• _WORK TO DO_
Within the data below, state how many lines contain the string "under". Provide the number only.

• _EXERCISE DATA_
^^^^^^^^^^^^^^^^

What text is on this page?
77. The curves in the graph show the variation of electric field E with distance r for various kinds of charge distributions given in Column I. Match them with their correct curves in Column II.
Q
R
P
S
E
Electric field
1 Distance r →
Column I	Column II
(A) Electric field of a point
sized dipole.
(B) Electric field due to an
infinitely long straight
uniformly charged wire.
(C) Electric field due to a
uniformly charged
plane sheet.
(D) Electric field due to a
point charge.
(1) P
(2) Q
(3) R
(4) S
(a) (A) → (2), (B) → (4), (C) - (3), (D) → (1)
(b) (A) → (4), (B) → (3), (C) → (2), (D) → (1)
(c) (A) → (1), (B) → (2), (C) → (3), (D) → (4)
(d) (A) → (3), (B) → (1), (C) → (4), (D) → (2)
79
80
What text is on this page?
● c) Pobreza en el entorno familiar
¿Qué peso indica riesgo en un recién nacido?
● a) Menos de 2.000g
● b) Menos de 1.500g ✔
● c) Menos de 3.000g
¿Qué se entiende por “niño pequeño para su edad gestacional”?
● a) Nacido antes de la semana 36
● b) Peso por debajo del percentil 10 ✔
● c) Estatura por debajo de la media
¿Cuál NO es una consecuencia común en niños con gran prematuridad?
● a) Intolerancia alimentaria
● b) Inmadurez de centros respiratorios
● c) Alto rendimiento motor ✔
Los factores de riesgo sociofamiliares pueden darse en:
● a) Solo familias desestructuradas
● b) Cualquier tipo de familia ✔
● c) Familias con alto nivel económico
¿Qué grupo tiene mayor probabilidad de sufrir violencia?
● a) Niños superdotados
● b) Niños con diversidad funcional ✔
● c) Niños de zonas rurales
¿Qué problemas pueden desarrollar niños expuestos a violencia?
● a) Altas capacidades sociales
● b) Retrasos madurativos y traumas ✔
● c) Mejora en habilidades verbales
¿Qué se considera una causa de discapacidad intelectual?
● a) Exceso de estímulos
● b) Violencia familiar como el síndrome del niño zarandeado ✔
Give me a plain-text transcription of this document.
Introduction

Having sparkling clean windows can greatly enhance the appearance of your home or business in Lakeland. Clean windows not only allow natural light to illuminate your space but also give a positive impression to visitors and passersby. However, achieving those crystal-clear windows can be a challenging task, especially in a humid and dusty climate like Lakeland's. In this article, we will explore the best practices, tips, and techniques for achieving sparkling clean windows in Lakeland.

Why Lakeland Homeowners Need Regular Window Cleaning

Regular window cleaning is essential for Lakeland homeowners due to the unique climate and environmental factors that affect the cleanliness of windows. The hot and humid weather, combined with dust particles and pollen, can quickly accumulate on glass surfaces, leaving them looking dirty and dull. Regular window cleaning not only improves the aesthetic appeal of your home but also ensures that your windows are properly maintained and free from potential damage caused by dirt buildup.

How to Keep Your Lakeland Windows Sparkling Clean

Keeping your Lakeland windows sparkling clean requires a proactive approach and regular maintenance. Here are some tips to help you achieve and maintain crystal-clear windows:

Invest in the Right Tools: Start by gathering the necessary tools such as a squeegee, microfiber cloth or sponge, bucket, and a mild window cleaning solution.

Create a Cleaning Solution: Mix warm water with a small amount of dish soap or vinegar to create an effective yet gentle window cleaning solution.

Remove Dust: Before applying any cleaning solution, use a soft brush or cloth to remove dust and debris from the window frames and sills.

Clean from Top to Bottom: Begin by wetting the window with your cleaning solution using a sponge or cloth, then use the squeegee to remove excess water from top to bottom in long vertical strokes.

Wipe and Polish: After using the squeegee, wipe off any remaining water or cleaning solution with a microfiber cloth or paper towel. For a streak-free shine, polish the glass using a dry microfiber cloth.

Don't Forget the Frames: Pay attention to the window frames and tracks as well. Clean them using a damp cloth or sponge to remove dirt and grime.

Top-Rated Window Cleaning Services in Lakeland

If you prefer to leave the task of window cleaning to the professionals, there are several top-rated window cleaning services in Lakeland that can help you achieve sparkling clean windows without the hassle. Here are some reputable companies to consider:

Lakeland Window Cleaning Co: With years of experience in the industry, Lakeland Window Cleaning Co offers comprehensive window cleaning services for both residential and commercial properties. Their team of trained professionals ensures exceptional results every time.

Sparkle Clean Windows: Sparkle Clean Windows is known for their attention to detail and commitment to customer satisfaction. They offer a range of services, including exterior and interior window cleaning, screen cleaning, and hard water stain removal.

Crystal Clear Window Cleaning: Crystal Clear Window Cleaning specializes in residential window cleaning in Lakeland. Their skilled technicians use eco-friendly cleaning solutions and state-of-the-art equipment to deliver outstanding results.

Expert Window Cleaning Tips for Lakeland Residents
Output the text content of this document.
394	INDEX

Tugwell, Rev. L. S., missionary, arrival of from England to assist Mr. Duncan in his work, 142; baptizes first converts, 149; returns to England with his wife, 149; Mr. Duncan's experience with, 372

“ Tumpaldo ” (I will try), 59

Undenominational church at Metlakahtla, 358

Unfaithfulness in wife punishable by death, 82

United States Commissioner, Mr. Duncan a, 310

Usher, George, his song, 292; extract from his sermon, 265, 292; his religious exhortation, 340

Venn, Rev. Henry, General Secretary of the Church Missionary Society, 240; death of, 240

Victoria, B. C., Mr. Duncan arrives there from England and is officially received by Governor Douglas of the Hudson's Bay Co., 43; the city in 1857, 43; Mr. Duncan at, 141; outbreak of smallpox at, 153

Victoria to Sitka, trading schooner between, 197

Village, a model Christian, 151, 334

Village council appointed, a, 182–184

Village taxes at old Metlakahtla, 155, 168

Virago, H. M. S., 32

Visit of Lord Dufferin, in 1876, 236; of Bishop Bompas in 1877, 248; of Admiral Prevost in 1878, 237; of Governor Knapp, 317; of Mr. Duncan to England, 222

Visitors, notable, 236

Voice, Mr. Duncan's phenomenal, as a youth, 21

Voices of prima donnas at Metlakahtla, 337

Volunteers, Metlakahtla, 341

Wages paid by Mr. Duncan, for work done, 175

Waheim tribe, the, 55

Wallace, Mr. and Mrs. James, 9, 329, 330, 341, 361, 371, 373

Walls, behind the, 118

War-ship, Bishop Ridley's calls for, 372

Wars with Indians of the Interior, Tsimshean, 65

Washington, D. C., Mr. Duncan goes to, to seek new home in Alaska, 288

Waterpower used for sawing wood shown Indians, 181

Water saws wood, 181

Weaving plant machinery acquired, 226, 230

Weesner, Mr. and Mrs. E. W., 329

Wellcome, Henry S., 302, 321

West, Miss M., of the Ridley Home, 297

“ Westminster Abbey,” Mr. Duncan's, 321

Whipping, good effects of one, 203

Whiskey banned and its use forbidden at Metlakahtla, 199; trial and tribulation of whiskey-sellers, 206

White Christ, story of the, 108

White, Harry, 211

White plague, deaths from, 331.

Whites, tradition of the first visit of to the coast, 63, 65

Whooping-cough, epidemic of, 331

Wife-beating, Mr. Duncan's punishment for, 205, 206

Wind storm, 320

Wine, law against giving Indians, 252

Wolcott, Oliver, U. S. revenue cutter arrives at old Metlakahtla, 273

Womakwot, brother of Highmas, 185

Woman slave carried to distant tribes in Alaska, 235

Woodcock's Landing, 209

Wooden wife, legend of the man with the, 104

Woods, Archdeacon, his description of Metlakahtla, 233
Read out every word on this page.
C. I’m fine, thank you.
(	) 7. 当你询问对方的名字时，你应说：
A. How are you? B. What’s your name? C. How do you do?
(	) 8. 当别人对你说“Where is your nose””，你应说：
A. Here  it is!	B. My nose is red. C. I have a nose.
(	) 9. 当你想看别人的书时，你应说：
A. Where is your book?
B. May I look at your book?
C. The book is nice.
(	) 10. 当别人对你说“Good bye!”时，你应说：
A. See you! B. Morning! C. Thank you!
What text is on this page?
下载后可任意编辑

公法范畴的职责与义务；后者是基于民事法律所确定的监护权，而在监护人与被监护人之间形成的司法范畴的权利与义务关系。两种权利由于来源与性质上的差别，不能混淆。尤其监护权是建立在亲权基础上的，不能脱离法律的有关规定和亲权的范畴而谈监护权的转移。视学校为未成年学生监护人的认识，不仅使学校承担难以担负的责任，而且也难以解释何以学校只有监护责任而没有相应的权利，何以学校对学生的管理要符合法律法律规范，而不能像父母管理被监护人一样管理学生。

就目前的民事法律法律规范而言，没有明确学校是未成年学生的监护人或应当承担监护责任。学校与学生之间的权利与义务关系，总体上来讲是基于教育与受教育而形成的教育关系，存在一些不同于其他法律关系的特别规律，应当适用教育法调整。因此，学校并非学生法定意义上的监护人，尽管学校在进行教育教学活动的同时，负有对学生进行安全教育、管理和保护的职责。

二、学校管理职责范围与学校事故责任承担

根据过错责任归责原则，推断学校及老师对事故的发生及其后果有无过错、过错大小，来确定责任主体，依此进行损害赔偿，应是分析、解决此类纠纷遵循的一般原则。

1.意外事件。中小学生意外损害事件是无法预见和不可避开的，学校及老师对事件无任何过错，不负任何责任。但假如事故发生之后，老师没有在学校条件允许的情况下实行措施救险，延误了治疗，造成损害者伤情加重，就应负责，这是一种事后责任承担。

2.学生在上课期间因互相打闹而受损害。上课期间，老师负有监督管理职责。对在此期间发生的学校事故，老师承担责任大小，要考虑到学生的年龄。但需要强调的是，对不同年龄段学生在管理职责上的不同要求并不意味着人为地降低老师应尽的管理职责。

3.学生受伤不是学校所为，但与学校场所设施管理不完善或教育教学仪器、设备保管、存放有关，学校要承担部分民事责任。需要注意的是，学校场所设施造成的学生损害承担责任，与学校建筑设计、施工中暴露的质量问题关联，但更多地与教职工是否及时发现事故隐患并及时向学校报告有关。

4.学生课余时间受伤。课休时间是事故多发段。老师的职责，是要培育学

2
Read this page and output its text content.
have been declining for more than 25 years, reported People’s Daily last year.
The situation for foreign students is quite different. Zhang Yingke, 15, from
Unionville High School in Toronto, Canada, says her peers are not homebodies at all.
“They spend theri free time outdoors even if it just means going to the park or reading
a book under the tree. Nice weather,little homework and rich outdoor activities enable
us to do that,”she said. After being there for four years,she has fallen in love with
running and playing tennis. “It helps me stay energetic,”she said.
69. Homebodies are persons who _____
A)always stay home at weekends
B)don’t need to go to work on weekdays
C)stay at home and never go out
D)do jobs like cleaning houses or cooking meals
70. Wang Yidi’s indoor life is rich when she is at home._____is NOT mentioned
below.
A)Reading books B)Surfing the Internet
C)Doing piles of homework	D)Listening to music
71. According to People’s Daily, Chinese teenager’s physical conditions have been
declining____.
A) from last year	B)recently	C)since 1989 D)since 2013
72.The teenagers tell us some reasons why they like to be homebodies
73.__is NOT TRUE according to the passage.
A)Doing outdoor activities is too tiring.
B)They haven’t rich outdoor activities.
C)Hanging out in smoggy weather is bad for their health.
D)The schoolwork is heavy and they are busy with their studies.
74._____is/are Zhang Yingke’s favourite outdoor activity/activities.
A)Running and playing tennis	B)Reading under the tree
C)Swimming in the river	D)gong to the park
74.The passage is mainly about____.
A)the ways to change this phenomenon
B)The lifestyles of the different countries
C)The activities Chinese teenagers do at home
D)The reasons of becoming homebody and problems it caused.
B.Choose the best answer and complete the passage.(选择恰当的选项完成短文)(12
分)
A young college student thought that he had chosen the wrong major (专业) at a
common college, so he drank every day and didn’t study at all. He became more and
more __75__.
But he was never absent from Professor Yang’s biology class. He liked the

^^^^^^^^^^^^^^^^

• _ANSWER_
2